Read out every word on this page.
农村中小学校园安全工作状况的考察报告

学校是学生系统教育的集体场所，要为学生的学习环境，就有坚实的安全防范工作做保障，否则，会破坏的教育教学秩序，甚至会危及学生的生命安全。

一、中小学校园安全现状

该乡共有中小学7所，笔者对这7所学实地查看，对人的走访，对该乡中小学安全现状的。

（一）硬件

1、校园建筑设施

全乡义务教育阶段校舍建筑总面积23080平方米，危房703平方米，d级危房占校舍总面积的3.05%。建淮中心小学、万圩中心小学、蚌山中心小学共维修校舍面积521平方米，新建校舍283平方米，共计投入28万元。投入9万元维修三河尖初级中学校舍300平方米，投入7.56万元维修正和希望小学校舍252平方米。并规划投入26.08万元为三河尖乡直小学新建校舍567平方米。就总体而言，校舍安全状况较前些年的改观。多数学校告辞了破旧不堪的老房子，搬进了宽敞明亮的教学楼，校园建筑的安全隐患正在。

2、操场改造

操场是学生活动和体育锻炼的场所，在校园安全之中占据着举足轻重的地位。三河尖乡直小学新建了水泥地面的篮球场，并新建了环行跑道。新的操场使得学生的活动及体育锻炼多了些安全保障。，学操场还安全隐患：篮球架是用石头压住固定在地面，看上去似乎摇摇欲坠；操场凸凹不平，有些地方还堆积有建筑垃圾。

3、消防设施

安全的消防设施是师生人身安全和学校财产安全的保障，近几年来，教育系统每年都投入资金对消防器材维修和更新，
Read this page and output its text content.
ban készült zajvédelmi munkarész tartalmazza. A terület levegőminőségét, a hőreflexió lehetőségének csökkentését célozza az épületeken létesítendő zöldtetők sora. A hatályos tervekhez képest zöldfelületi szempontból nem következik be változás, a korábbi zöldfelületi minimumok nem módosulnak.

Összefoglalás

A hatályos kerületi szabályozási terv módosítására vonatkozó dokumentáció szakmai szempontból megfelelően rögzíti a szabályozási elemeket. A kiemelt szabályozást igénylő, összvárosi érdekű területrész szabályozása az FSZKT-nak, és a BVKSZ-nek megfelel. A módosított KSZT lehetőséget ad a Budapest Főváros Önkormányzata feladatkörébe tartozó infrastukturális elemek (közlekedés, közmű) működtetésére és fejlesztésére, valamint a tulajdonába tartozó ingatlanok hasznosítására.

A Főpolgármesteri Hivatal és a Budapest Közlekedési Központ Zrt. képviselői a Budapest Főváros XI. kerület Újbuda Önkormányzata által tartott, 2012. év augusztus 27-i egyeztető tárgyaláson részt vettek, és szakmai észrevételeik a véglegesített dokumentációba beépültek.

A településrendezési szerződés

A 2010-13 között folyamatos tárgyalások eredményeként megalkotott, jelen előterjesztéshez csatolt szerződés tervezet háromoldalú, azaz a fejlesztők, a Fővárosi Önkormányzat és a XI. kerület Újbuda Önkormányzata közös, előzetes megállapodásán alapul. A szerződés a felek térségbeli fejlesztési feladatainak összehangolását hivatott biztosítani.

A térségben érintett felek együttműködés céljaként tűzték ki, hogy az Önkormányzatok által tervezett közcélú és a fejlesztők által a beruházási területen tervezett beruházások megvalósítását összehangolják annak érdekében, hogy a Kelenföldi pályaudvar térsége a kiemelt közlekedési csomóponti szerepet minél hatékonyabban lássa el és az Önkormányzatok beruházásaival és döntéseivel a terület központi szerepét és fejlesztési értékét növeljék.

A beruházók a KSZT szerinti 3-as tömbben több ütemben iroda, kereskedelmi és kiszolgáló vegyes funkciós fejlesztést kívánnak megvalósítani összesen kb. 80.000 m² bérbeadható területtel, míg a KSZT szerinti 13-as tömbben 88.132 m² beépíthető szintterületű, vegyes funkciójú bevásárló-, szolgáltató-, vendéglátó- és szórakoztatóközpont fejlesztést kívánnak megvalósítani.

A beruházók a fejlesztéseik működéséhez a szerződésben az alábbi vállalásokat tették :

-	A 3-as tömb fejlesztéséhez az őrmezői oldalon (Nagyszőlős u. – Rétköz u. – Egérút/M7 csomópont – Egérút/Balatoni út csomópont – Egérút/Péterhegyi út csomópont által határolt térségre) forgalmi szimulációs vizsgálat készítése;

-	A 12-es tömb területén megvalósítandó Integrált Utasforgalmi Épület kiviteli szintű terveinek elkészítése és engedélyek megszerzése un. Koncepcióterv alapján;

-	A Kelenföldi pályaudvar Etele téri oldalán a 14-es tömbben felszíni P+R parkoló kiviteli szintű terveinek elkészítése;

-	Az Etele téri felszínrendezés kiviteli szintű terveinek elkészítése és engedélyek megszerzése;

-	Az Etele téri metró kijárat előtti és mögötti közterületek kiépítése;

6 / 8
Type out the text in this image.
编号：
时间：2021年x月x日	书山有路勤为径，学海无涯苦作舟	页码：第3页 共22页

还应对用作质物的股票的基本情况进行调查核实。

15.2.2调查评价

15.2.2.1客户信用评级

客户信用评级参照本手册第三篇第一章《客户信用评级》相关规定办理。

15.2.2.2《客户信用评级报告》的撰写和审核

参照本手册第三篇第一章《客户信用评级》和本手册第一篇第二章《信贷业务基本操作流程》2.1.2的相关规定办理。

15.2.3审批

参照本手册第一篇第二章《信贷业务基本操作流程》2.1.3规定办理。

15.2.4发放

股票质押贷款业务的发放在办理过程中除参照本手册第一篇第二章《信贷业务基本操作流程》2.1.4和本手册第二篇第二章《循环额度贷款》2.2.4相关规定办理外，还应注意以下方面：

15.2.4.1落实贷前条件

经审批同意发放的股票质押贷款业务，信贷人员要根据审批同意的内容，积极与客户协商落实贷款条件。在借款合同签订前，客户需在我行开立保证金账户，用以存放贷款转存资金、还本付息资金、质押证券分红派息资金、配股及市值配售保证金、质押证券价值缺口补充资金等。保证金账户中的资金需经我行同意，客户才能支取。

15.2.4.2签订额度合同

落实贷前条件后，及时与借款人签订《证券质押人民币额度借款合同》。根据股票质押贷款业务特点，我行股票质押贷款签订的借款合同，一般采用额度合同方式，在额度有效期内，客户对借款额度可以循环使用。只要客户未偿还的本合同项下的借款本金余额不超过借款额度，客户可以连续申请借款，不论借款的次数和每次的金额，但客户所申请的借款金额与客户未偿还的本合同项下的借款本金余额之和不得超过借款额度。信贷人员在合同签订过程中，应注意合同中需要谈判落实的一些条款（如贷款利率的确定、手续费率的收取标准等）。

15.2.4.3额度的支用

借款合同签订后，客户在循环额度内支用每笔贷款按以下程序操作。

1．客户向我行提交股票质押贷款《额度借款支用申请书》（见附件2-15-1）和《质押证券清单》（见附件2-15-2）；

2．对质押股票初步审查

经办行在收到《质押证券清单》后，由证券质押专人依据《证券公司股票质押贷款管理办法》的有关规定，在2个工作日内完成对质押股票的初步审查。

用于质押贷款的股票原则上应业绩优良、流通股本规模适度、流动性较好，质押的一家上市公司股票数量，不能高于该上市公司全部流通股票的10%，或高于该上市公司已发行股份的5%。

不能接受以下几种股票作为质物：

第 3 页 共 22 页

****

• _Task details_
Gather up every line in the data above that contains the word "szakmai", copying each one.

• _Exercise answer_
A hatályos kerületi szabályozási terv módosítására vonatkozó dokumentáció szakmai szempontból megfelelően rögzíti a szabályozási elemeket. A kiemelt szabályozást igénylő, összvárosi érdekű területrész szabályozása az FSZKT-nak, és a BVKSZ-nek megfelel. A módosított KSZT lehetőséget ad a Budapest Főváros Önkormányzata feladatkörébe tartozó infrastukturális elemek (közlekedés, közmű) működtetésére és fejlesztésére, valamint a tulajdonába tartozó ingatlanok hasznosítására.
A Főpolgármesteri Hivatal és a Budapest Közlekedési Központ Zrt. képviselői a Budapest Főváros XI. kerület Újbuda Önkormányzata által tartott, 2012. év augusztus 27-i egyeztető tárgyaláson részt vettek, és szakmai észrevételeik a véglegesített dokumentációba beépültek.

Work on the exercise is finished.